# Aim:
Check every line below for the word "Login" and copy the ones that have it.
__________________________________________________
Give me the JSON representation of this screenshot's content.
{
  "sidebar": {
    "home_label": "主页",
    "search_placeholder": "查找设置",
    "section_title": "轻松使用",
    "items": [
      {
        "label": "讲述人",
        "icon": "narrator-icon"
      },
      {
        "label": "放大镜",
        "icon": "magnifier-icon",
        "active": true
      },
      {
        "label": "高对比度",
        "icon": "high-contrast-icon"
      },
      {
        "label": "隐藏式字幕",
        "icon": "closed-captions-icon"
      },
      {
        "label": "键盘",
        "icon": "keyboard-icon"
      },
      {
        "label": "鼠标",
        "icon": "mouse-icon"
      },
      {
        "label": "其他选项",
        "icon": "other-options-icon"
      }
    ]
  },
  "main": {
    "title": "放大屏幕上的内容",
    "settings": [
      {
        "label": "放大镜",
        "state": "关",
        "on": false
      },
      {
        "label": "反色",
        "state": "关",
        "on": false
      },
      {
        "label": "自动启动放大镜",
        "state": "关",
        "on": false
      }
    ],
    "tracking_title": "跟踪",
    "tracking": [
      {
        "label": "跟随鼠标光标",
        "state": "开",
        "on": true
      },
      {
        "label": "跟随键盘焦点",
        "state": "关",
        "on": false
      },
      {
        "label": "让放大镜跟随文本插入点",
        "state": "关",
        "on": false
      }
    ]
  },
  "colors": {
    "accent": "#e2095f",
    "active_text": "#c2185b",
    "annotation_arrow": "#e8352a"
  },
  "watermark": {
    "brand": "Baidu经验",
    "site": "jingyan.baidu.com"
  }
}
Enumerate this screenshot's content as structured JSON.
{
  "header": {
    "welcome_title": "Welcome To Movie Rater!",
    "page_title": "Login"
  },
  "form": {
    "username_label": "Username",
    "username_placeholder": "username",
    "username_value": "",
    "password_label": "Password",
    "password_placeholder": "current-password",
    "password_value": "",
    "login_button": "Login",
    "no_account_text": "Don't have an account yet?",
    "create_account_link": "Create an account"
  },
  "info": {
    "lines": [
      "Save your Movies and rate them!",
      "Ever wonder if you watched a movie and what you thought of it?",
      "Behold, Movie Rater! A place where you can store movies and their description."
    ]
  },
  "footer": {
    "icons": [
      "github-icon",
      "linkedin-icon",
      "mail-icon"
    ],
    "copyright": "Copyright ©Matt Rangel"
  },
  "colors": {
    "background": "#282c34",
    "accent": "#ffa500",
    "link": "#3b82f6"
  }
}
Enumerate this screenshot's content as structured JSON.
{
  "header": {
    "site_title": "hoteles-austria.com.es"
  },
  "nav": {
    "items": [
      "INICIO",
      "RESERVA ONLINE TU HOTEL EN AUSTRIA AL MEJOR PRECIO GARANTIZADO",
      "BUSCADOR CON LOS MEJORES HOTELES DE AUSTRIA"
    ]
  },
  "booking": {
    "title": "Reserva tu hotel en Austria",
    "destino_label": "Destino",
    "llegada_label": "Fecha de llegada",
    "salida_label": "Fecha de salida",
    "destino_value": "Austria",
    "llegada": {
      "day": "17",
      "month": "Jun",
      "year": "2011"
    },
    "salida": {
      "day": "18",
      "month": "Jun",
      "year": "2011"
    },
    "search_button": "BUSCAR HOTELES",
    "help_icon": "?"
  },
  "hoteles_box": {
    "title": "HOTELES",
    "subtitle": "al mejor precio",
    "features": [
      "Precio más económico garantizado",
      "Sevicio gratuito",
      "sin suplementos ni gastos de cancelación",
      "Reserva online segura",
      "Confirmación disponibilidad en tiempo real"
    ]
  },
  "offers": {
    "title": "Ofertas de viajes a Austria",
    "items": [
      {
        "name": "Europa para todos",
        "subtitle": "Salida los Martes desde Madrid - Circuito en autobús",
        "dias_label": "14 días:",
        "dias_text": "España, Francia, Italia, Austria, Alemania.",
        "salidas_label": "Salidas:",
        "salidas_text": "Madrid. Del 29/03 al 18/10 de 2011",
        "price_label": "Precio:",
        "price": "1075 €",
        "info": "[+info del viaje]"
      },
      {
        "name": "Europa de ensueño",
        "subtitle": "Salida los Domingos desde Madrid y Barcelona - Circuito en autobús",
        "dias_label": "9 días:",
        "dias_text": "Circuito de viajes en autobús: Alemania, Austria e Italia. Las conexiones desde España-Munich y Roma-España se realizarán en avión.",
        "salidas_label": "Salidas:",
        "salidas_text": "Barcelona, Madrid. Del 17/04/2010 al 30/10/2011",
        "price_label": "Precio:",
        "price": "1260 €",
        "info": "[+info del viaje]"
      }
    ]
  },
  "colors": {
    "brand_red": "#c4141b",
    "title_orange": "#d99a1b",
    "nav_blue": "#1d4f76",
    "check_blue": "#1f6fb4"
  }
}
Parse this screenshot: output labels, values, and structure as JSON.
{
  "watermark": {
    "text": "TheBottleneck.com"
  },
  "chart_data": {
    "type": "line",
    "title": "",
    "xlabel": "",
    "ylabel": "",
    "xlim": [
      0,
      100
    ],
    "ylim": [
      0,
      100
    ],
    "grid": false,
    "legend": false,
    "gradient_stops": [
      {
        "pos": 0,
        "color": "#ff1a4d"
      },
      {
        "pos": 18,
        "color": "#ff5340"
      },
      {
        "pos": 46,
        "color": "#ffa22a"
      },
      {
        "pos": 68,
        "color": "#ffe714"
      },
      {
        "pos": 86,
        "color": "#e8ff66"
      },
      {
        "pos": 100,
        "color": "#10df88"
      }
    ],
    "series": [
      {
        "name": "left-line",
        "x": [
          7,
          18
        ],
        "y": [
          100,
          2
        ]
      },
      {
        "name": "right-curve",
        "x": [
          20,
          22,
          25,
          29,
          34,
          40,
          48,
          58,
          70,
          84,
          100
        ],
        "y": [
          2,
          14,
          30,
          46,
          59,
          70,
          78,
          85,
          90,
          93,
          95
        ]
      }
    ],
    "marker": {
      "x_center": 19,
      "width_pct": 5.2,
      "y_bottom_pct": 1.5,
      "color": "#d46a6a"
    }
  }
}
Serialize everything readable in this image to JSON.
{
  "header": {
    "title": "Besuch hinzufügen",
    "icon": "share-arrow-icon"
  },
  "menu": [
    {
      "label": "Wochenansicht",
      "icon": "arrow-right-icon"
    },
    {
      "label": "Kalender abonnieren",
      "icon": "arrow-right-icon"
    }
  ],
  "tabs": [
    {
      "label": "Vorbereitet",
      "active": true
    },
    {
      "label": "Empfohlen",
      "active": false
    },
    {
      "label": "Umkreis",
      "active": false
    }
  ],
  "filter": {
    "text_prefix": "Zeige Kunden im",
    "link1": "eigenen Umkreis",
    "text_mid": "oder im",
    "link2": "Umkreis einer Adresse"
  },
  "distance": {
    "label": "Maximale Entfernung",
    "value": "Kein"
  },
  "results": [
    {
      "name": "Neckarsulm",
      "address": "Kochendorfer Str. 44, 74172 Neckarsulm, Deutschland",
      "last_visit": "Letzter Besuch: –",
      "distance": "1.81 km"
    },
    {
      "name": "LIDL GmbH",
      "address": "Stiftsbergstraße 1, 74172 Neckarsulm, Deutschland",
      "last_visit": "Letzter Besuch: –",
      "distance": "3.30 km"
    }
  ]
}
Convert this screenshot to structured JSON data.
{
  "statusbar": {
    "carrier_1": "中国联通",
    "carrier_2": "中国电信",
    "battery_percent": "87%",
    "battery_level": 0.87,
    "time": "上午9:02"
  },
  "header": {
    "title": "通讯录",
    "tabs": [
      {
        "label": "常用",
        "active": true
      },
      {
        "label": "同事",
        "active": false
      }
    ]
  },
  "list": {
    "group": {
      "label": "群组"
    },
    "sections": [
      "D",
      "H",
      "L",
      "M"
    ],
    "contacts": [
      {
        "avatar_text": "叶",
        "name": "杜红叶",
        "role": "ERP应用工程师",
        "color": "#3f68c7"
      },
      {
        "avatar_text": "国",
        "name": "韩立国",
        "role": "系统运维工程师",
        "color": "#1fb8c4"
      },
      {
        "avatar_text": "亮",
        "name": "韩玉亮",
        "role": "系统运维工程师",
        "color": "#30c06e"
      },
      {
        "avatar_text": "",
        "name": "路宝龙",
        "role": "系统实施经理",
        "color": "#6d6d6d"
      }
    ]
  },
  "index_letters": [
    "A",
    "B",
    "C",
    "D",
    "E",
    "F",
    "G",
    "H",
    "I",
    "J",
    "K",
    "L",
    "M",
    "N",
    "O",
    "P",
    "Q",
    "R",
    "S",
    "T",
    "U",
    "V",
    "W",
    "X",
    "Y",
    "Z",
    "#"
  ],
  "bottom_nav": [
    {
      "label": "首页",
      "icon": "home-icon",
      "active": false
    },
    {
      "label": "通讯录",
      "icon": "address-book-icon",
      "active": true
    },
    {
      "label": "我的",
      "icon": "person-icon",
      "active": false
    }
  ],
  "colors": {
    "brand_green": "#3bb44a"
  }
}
__________________________________________________
# Reply to the exercise:
    "page_title": "Login"
    "login_button": "Login",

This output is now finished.